#### [Task details]
In the entries below, count every line with the string "Transnational". State the count and nothing else.

#### [Working data]
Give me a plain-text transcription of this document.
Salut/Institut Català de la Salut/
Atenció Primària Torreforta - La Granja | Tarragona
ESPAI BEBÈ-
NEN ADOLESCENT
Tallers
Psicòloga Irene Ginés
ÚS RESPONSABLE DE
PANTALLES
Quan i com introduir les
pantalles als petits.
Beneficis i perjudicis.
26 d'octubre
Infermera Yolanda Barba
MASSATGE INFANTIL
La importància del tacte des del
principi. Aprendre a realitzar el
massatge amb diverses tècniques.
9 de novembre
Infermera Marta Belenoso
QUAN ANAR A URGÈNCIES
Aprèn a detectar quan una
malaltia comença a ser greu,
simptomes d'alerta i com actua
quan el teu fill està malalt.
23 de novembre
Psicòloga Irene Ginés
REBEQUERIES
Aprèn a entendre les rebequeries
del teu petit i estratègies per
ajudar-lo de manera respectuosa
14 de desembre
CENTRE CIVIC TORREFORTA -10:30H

---

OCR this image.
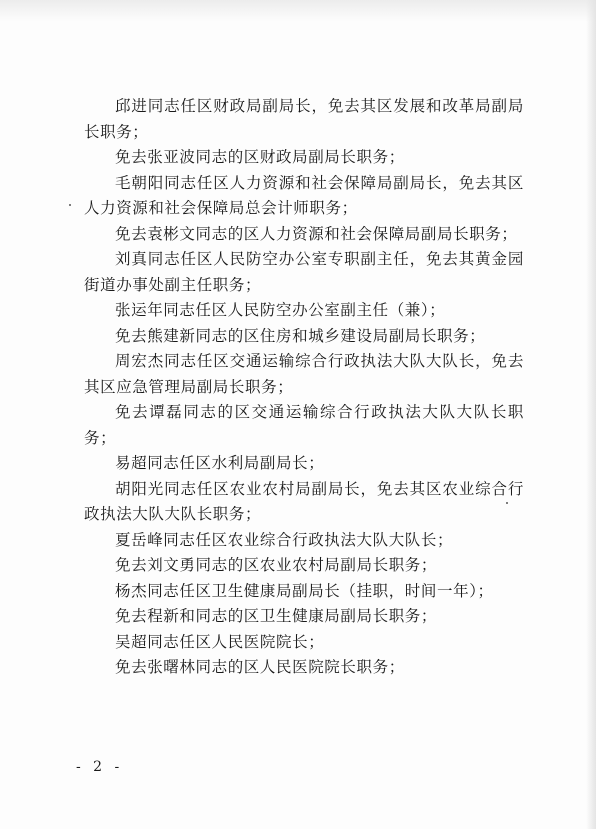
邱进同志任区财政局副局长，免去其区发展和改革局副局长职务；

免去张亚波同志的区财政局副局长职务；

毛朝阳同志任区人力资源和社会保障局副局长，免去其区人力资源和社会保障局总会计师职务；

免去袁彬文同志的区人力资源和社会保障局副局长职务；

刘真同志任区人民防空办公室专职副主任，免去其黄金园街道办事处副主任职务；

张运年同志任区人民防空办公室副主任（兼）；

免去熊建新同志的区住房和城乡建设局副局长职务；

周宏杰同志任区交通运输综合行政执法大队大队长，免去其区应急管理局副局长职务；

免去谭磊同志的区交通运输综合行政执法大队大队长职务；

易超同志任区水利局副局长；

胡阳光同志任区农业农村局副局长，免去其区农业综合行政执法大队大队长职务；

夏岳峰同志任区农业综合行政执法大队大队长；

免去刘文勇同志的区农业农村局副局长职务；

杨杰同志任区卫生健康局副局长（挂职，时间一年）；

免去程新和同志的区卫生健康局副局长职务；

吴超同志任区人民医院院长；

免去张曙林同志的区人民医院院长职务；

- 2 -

==

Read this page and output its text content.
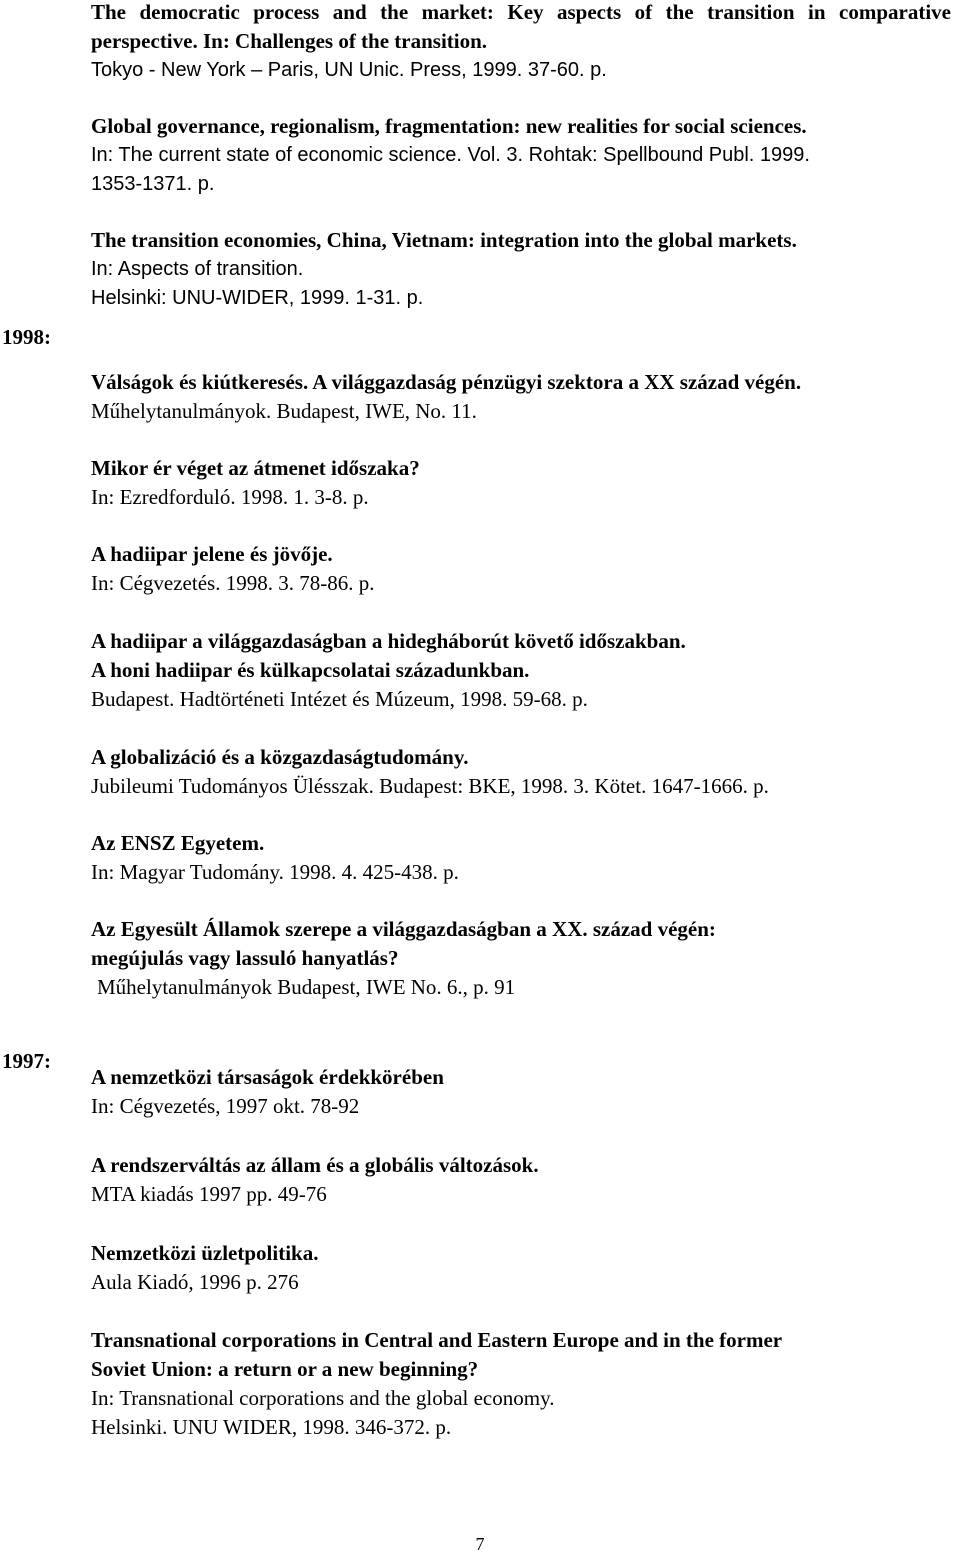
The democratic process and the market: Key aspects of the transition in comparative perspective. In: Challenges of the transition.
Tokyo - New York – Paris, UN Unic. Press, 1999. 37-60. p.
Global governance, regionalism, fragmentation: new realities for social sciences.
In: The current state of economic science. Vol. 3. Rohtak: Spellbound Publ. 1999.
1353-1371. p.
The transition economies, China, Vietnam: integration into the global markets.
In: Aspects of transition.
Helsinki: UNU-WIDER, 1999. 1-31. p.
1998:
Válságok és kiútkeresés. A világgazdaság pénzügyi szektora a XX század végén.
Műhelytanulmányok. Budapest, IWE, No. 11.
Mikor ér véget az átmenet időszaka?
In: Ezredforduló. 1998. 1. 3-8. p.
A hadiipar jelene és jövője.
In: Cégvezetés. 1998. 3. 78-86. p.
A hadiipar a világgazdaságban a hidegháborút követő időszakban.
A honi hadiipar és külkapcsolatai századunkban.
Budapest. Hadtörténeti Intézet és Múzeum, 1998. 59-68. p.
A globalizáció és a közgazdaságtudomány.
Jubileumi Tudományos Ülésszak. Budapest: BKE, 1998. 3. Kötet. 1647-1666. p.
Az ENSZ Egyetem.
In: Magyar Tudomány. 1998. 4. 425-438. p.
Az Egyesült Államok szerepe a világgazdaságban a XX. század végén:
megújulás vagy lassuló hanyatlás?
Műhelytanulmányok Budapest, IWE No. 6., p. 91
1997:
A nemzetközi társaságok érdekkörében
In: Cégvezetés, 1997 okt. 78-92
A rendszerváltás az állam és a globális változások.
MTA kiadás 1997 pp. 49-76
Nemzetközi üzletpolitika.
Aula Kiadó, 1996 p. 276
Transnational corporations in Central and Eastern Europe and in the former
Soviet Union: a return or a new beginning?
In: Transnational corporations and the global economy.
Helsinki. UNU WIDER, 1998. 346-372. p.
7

#### [Written reply]
2